■ **DATA FOR PROCESSING**:
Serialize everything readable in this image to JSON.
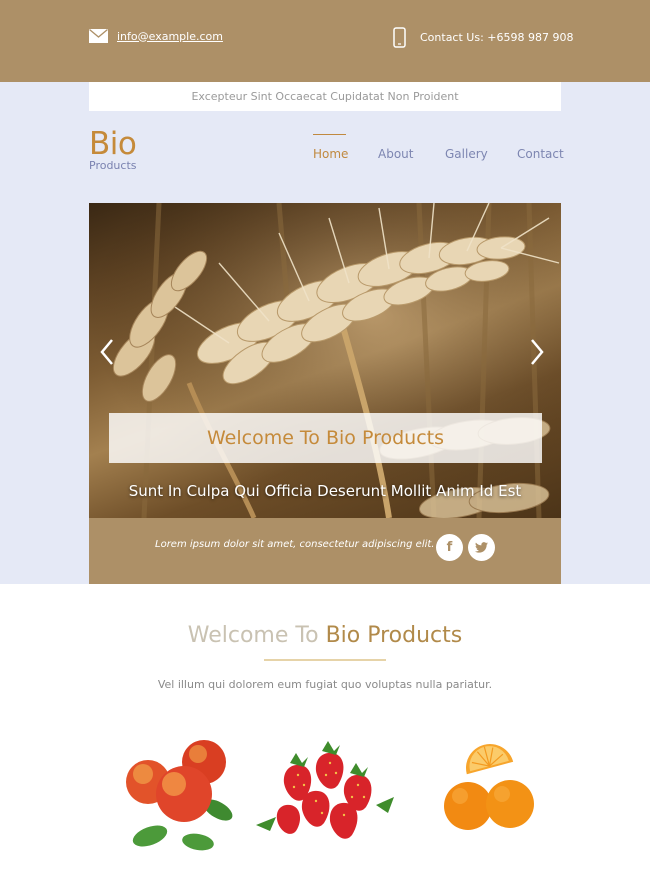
{
  "topbar": {
    "email": "info@example.com",
    "contact": "Contact Us: +6598 987 908",
    "email_icon": "envelope-icon",
    "phone_icon": "mobile-phone-icon"
  },
  "banner": {
    "text": "Excepteur Sint Occaecat Cupidatat Non Proident"
  },
  "logo": {
    "title": "Bio",
    "subtitle": "Products"
  },
  "nav": {
    "items": [
      {
        "label": "Home",
        "active": true
      },
      {
        "label": "About",
        "active": false
      },
      {
        "label": "Gallery",
        "active": false
      },
      {
        "label": "Contact",
        "active": false
      }
    ]
  },
  "slider": {
    "caption": "Welcome To Bio Products",
    "subtitle": "Sunt In Culpa Qui Officia Deserunt Mollit Anim Id Est",
    "prev_icon": "chevron-left-icon",
    "next_icon": "chevron-right-icon"
  },
  "social": {
    "text": "Lorem ipsum dolor sit amet, consectetur adipiscing elit.",
    "facebook_label": "f",
    "twitter_icon": "twitter-bird-icon"
  },
  "welcome": {
    "title_prefix": "Welcome To",
    "title_accent": "Bio Products",
    "subtitle": "Vel illum qui dolorem eum fugiat quo voluptas nulla pariatur."
  },
  "products": [
    "peaches-image",
    "strawberries-image",
    "oranges-image"
  ],
  "colors": {
    "brand_brown": "#ad9067",
    "accent_orange": "#c58a3a",
    "nav_blue": "#7d86b1",
    "hero_bg": "#e5e9f6"
  }
}
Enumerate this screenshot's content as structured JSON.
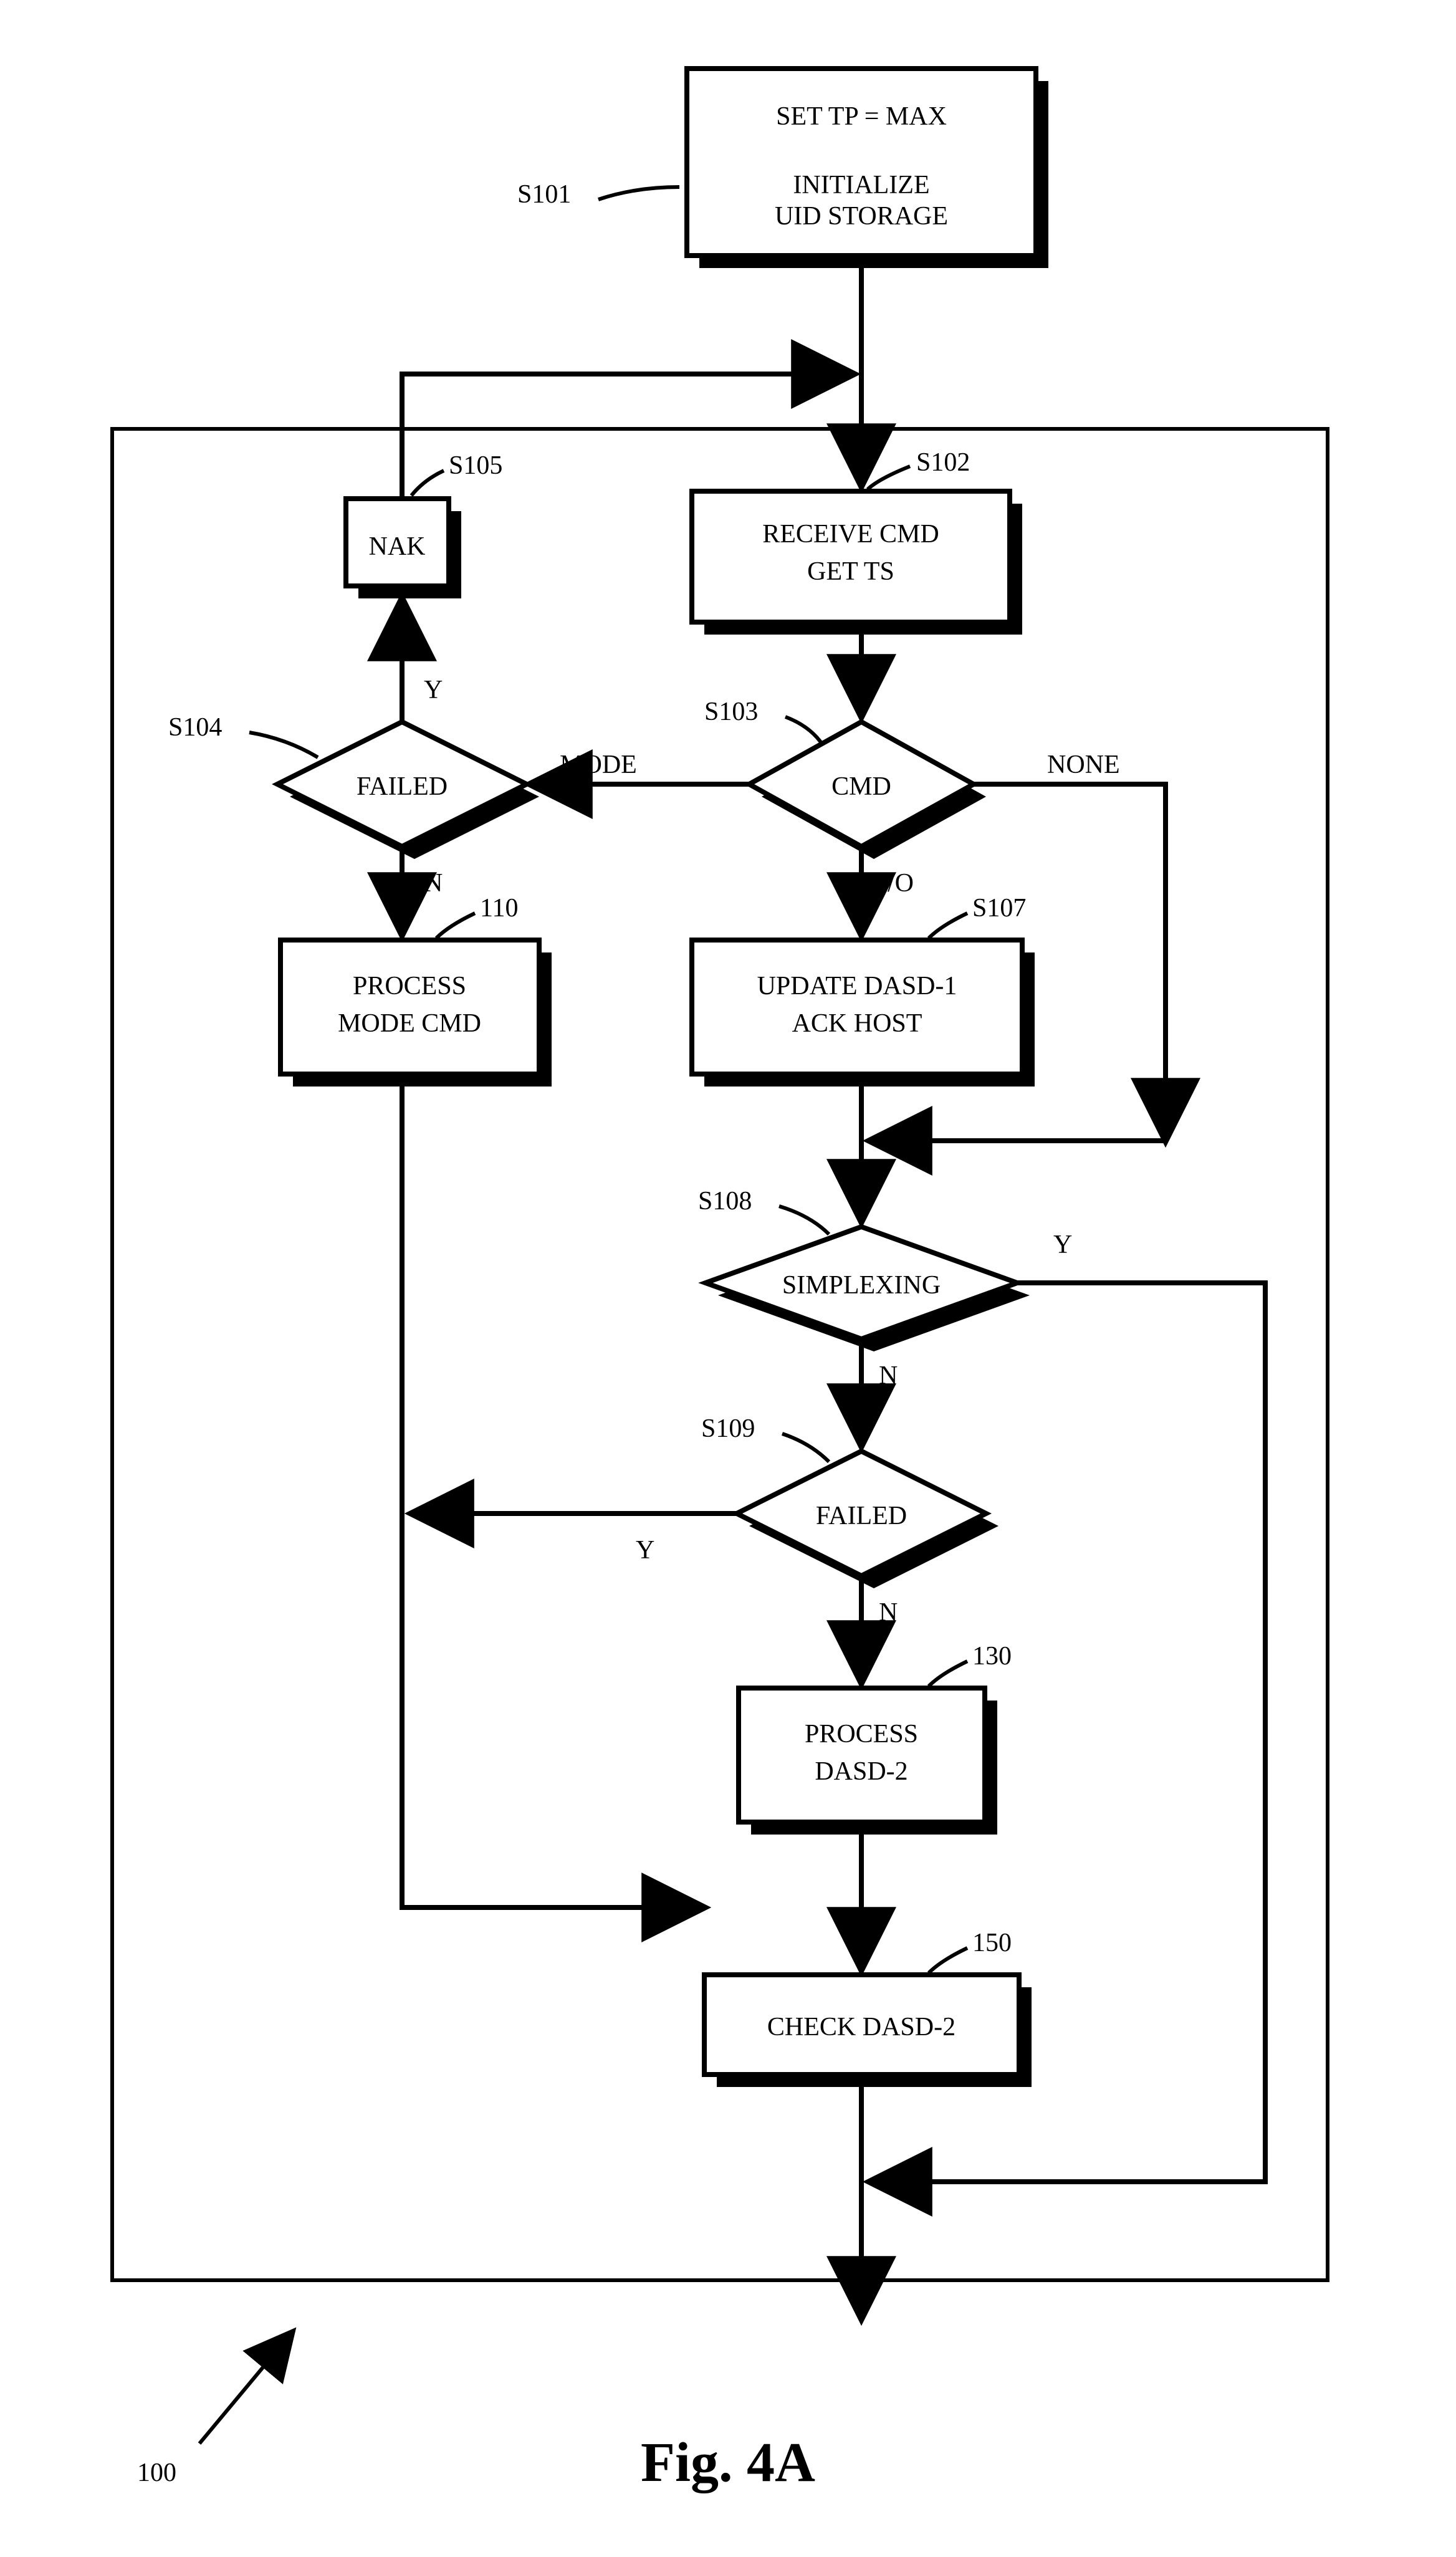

■ **DO THIS**: Copy out all of the data word for word. Do not carry over any picture.

■ **RESPONSE**:
Serialize everything readable in this image to JSON.
{
  "topbar": {
    "email": "info@example.com",
    "contact": "Contact Us: +6598 987 908",
    "email_icon": "envelope-icon",
    "phone_icon": "mobile-phone-icon"
  },
  "banner": {
    "text": "Excepteur Sint Occaecat Cupidatat Non Proident"
  },
  "logo": {
    "title": "Bio",
    "subtitle": "Products"
  },
  "nav": {
    "items": [
      {
        "label": "Home",
        "active": true
      },
      {
        "label": "About",
        "active": false
      },
      {
        "label": "Gallery",
        "active": false
      },
      {
        "label": "Contact",
        "active": false
      }
    ]
  },
  "slider": {
    "caption": "Welcome To Bio Products",
    "subtitle": "Sunt In Culpa Qui Officia Deserunt Mollit Anim Id Est",
    "prev_icon": "chevron-left-icon",
    "next_icon": "chevron-right-icon"
  },
  "social": {
    "text": "Lorem ipsum dolor sit amet, consectetur adipiscing elit.",
    "facebook_label": "f",
    "twitter_icon": "twitter-bird-icon"
  },
  "welcome": {
    "title_prefix": "Welcome To",
    "title_accent": "Bio Products",
    "subtitle": "Vel illum qui dolorem eum fugiat quo voluptas nulla pariatur."
  },
  "products": [
    "peaches-image",
    "strawberries-image",
    "oranges-image"
  ],
  "colors": {
    "brand_brown": "#ad9067",
    "accent_orange": "#c58a3a",
    "nav_blue": "#7d86b1",
    "hero_bg": "#e5e9f6"
  }
}
Enumerate this screenshot's content as structured JSON.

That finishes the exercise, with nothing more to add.